» **READING PASSAGE**:

When are you fast retrieving for trout? Again, not doubting you or your abilities, I want to learn more because all I've learned has been like smoking barbecue, keep it low and slow. When is a good time to work the top baits fast? Or could you give a quick writeup of how you fish for trout? 

thank you,
SK


----------



## Mark G (Nov 15, 2004)

skunk king said:


> When are you fast retrieving for trout? Again, not doubting you or your abilities, I want to learn more because all I've learned has been like smoking barbecue, keep it low and slow. When is a good time to work the top baits fast? Or could you give a quick writeup of how you fish for trout?
> 
> SK



Let the fish tell you-- if they are particularly agressive I work a bait faster-- it creates more commotion and draws their attention-- and the faster it is worked the more it can mimic a fleeing bait fish about to get away-- and gives the fish less of a chance for a close up inspection-- they are forced to hit or forget it.

Other times slow and easy works better.

FWIW- I'm not talking specifics on trout, just in general.


----------



## surf rat (Jun 30, 2004)

*Trout*

You should come to one of the club meetings next time I am invited to talk. Last year I spoke at Richmond anglers club, Norfolk anglers club, Va beach anglers club, Great bridge anglers club, The Bull Island club in Hampton and at Greentop. The 26th of feb I will be at Bass Pro in Hampton all day for Shimano. I am on the Shimano Pro Staff. Or better yet Charter me for a day.


----------



## skunk king (Mar 25, 2008)

surf rat said:


> You should come to one of the club meetings next time I am invited to talk. Last year I spoke at Richmond anglers club, Norfolk anglers club, Va beach anglers club, Great bridge anglers club, The Bull Island club in Hampton and at Greentop. The 26th of feb I will be at Bass Pro in Hampton all day for Shimano. I am on the Shimano Pro Staff. Or better yet Charter me for a day.


thanks! Do you have a website?


----------



## surf rat (Jun 30, 2004)

*website*

I had one but I found it wasn't worth the cost. I am slowly building a new one. Another thing is I sometimes need a mate mostly on Cobia charters.. That is a good way to learn.


----------



## jbrady14 (Jan 14, 2011)

Surf rat pm sent


----------



## Fishman (Apr 23, 2000)

Dave looking forward to seeing you again at BPS


----------



## Al Kai (Jan 8, 2007)

I recommend Fluro as a leader, but for me I cant stand it as a main line. I Prefer Mono on bait casters and Braid on spinning reels.

When fishing clear water for touchy feeders I prefer a Fluro leader.
I believe your'e hook up rate will increase with a Fluro leader.

As a mainline I find cost too much, sinks to quickly and is prone to line twist.

Everyone has their own opinion in this matter, but this is the way I see it.

Get out on the water and find out what works best for you.

Tight Lines and God Bless you.


----------

» **ENTRIES PROVIDED**:

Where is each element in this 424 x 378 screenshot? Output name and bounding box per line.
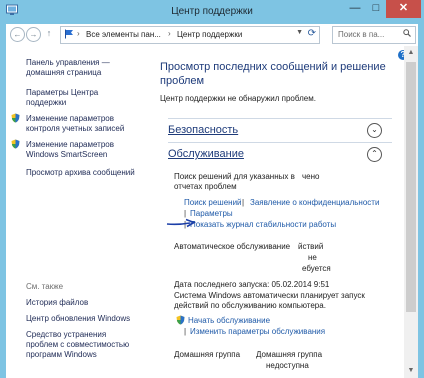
uac-shield-icon <box>11 113 20 123</box>
maintenance-description-1: Система Windows автоматически планирует … <box>174 291 365 300</box>
sidebar-item-uac-settings[interactable]: Изменение параметров контроля учетных за… <box>26 114 124 134</box>
action-center-flag-icon <box>65 29 73 39</box>
auto-maintenance-status-1: йствий <box>298 242 324 251</box>
forward-arrow-icon[interactable]: → <box>26 27 41 42</box>
close-button[interactable]: ✕ <box>386 0 421 18</box>
breadcrumb-action-center[interactable]: Центр поддержки <box>177 30 242 39</box>
link-separator: | <box>242 198 245 207</box>
control-panel-window: Центр поддержки — □ ✕ ← → ↑ › Все элемен… <box>0 0 424 378</box>
main-panel: Просмотр последних сообщений и решение п… <box>154 46 404 378</box>
link-separator: | <box>184 327 187 336</box>
uac-shield-icon <box>176 315 185 325</box>
see-also-file-history[interactable]: История файлов <box>26 298 88 308</box>
section-security-title[interactable]: Безопасность <box>168 124 238 136</box>
breadcrumb-all-items[interactable]: Все элементы пан... <box>86 30 161 39</box>
search-input-placeholder[interactable]: Поиск в па... <box>338 30 384 39</box>
see-also-heading: См. также <box>26 282 64 291</box>
problem-reports-text: Поиск решений для указанных в <box>174 172 295 181</box>
problem-reports-text-2: отчетах проблем <box>174 182 237 191</box>
auto-maintenance-status-2: не <box>308 253 317 262</box>
content-area: Панель управления — домашняя страница Па… <box>6 46 418 378</box>
chevron-down-icon[interactable]: ⌄ <box>367 123 382 138</box>
annotation-arrow-icon <box>166 218 196 228</box>
start-maintenance-link[interactable]: Начать обслуживание <box>188 316 270 326</box>
change-maintenance-settings-link[interactable]: Изменить параметры обслуживания <box>190 327 325 337</box>
section-divider <box>168 142 392 143</box>
scrollbar-thumb[interactable] <box>406 62 416 312</box>
section-maintenance-title[interactable]: Обслуживание <box>168 148 244 160</box>
sidebar-item-message-archive[interactable]: Просмотр архива сообщений <box>26 168 135 178</box>
problem-reports-text-tail: чено <box>302 172 320 181</box>
sidebar-item-home[interactable]: Панель управления — домашняя страница <box>26 58 110 78</box>
find-solutions-link[interactable]: Поиск решений <box>184 198 242 208</box>
address-bar[interactable]: › Все элементы пан... › Центр поддержки … <box>60 26 320 44</box>
uac-shield-icon <box>11 139 20 149</box>
auto-maintenance-label: Автоматическое обслуживание <box>174 242 291 251</box>
maintenance-description-2: действий по обслуживанию компьютера. <box>174 301 326 310</box>
search-icon[interactable] <box>403 29 411 37</box>
settings-link[interactable]: Параметры <box>190 209 233 219</box>
up-arrow-icon[interactable]: ↑ <box>44 28 54 38</box>
auto-maintenance-status-3: ебуется <box>302 264 331 273</box>
breadcrumb-separator-icon[interactable]: › <box>168 29 171 38</box>
page-title: Просмотр последних сообщений и решение п… <box>160 61 386 87</box>
refresh-icon[interactable]: ⟳ <box>308 28 316 39</box>
status-text: Центр поддержки не обнаружил проблем. <box>160 94 316 103</box>
homegroup-status-1: Домашняя группа <box>256 350 323 359</box>
sidebar-item-action-center-settings[interactable]: Параметры Центра поддержки <box>26 88 98 108</box>
scroll-up-icon[interactable]: ▲ <box>404 46 418 60</box>
minimize-button[interactable]: — <box>344 0 366 18</box>
see-also-compatibility-troubleshooter[interactable]: Средство устранения проблем с совместимо… <box>26 330 129 360</box>
sidebar-item-smartscreen-settings[interactable]: Изменение параметров Windows SmartScreen <box>26 140 114 160</box>
back-arrow-icon[interactable]: ← <box>10 27 25 42</box>
title-bar[interactable]: Центр поддержки — □ ✕ <box>0 0 424 24</box>
last-run-date: Дата последнего запуска: 05.02.2014 9:51 <box>174 280 330 289</box>
maximize-button[interactable]: □ <box>366 0 386 18</box>
navigation-bar: ← → ↑ › Все элементы пан... › Центр подд… <box>6 24 418 46</box>
search-box[interactable]: Поиск в па... <box>332 26 416 44</box>
see-also-windows-update[interactable]: Центр обновления Windows <box>26 314 130 324</box>
vertical-scrollbar[interactable]: ▲ ▼ <box>404 46 418 378</box>
reliability-history-link[interactable]: Показать журнал стабильности работы <box>190 220 336 230</box>
chevron-up-icon[interactable]: ⌃ <box>367 147 382 162</box>
privacy-statement-link[interactable]: Заявление о конфиденциальности <box>250 198 379 208</box>
sidebar: Панель управления — домашняя страница Па… <box>6 46 154 378</box>
homegroup-status-2: недоступна <box>266 361 309 370</box>
homegroup-label: Домашняя группа <box>174 350 241 359</box>
scroll-down-icon[interactable]: ▼ <box>404 364 418 378</box>
breadcrumb-root-chevron-icon[interactable]: › <box>77 29 80 38</box>
address-dropdown-icon[interactable]: ▼ <box>296 29 303 36</box>
section-divider <box>168 118 392 119</box>
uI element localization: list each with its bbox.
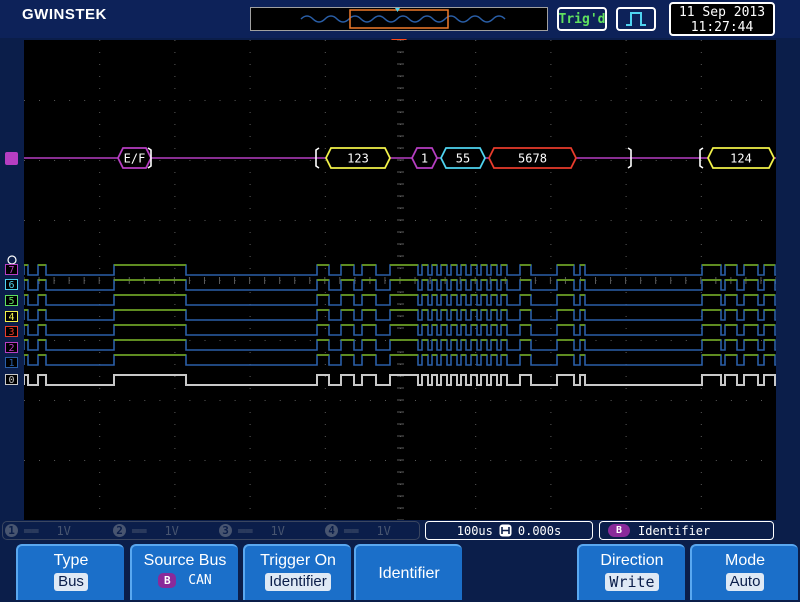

» **WHAT TO DO**:
**A)** In the fishing thread, copy the part that opens with the words containing "## Al Kai (Jan" and closes with "way I see it.", and swap "Fluro" for "Fluorocarbon" wherever it appears.
**B)** Answer these questions about the fishing thread:
(i) According to Mark G, what can a faster-worked bait mimic?
(ii) Whose pro staff is surf rat on?
(iii) Which line does Al Kai prefer on spinning reels?
The rows come from a separate source.

» **COMPLETE ANSWERS**:
**A)**
## Al Kai (Jan 8, 2007)

I recommend Fluorocarbon as a leader, but for me I cant stand it as a main line. I Prefer Mono on bait casters and Braid on spinning reels.

When fishing clear water for touchy feeders I prefer a Fluorocarbon leader.
I believe your'e hook up rate will increase with a Fluorocarbon leader.

As a mainline I find cost too much, sinks to quickly and is prone to line twist.

Everyone has their own opinion in this matter, but this is the way I see it.

**B)**
(i) A fleeing bait fish about to get away.
(ii) Shimano's.
(iii) Braid.